+++ PAGE EXCERPT
By Ralph Vartabedian
Los Angeles Times
LOS ALAMOS, N.M.

President Clinton laid down U.S. nuclear weapons policy in July 1994, saying: "We will continue to maintain nuclear forces of sufficient size and capability to hold at risk a broad range of assets valued by such (hostile) political and military leaders."

The problem is how to assure the reliability and safety of these forces without testing, and how to retain the expertise of scientists when nuclear weapons are neither being designed nor produced.

A nuclear bomb contains roughly 6,000 parts, including 50 pounds of high explosives wrapped around a radioactive plutonium sphere. Jas Mercer-Smith, a Los Alamos National Laboratory scientist, compares nuclear bombs to a 747 jetliner in terms of technical sophistication.

Is it possible, Mercer-Smith asks, to park a 747 for two or three decades and have 100 percent confidence that the engines would start and the plane would fly at a moment's notice? Some nuclear weapons are more than 20 years old, and experts say the bombs can go no more than 30 years without being torn apart and updated.

Scientists are increasingly worried that plastic explosives in the bombs will chemically change over decades, plutonium pits will corrode and electronic components will degrade during exposure to radioactivity.
++++++
+++ DATA
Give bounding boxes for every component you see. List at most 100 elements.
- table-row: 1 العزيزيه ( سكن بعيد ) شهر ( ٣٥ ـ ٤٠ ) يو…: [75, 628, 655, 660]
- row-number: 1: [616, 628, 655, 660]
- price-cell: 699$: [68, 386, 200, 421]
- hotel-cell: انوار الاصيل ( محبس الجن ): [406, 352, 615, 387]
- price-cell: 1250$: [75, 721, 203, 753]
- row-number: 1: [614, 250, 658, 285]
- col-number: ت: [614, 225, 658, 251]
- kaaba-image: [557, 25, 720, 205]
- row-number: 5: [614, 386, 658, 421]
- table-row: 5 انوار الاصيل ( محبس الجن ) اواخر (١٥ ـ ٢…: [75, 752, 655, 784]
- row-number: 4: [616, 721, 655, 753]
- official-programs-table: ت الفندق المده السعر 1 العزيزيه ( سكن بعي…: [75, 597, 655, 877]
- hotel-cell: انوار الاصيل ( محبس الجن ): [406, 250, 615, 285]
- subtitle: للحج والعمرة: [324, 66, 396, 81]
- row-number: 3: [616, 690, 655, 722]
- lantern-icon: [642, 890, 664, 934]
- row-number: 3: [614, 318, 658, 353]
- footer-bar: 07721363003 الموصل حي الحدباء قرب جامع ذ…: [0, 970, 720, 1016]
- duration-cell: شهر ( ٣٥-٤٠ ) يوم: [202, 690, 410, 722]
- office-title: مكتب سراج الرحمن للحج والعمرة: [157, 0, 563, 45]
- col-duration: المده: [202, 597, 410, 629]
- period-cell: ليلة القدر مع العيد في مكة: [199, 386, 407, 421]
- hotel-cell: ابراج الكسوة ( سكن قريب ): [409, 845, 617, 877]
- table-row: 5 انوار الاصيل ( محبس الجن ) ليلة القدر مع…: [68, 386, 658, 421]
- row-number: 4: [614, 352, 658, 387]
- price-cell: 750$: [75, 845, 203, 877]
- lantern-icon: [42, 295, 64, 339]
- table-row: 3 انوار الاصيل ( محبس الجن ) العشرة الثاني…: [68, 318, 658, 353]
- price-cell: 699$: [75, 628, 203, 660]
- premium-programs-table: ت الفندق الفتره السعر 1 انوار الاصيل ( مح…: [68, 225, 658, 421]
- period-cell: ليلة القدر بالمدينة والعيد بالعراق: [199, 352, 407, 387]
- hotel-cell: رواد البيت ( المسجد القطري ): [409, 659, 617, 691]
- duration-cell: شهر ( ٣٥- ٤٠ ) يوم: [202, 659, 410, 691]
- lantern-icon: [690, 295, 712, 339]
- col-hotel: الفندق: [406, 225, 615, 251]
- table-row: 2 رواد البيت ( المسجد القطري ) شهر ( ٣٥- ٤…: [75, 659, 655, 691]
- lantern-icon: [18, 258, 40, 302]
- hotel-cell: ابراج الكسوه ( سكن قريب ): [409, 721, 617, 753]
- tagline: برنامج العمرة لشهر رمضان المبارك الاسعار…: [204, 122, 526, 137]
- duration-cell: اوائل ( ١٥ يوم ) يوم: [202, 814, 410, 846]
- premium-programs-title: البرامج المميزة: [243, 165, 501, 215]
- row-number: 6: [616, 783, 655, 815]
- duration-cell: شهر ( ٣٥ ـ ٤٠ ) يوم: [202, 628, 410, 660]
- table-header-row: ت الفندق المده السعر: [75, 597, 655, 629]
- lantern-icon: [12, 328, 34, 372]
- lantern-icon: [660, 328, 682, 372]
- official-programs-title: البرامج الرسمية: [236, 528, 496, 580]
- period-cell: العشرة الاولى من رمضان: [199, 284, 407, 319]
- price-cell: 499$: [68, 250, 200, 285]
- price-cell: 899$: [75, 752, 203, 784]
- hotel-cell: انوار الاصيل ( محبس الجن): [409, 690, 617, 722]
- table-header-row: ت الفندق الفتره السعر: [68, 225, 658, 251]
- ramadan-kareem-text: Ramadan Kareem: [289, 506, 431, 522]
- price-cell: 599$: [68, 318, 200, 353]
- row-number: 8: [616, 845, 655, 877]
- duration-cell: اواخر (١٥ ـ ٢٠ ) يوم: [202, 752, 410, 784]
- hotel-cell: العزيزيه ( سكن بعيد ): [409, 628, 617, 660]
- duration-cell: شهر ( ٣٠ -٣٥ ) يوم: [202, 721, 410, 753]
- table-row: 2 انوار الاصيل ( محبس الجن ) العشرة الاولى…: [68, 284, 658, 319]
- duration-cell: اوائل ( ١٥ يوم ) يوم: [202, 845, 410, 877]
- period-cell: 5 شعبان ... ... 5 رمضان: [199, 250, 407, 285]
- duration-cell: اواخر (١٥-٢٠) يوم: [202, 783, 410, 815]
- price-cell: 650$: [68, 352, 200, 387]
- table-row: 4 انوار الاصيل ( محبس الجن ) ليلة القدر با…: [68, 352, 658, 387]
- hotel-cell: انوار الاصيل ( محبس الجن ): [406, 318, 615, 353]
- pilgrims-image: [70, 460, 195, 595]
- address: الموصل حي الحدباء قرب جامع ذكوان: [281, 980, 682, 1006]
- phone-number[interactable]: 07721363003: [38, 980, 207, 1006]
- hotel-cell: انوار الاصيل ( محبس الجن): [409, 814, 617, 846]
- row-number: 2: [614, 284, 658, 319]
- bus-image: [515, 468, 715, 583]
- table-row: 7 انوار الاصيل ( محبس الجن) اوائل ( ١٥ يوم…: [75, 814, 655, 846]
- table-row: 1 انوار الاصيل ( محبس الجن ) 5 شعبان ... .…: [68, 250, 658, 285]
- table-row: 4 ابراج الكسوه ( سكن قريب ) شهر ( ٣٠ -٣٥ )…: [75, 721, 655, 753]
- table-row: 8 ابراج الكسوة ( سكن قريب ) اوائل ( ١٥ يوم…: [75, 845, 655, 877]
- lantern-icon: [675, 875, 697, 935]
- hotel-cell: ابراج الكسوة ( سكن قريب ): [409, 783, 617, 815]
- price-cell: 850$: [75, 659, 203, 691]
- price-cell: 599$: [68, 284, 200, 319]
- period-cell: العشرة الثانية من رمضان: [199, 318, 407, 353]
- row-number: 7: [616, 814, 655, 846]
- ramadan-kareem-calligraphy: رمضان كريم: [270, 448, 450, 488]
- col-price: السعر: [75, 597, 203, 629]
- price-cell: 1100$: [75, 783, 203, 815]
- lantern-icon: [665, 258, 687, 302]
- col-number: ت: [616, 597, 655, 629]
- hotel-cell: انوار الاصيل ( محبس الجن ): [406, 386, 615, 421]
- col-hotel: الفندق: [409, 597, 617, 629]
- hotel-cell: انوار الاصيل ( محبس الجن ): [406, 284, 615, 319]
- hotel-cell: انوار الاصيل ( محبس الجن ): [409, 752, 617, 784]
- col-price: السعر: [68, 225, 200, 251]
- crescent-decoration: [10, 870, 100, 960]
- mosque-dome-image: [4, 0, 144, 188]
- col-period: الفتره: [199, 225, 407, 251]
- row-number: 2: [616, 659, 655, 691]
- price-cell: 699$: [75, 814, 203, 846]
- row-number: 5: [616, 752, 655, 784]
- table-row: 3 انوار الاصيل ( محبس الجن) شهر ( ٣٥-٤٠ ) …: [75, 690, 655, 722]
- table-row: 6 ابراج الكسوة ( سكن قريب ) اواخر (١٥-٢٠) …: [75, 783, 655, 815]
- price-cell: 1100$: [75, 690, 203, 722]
++++++
REQUIRED WORK >> Print the part of the nuclear weapons text from "The problem is" up to and including "of technical sophistication.", word for word.

SOLUTION TO THIS TASK >>
The problem is how to assure the reliability and safety of these forces without testing, and how to retain the expertise of scientists when nuclear weapons are neither being designed nor produced.

A nuclear bomb contains roughly 6,000 parts, including 50 pounds of high explosives wrapped around a radioactive plutonium sphere. Jas Mercer-Smith, a Los Alamos National Laboratory scientist, compares nuclear bombs to a 747 jetliner in terms of technical sophistication.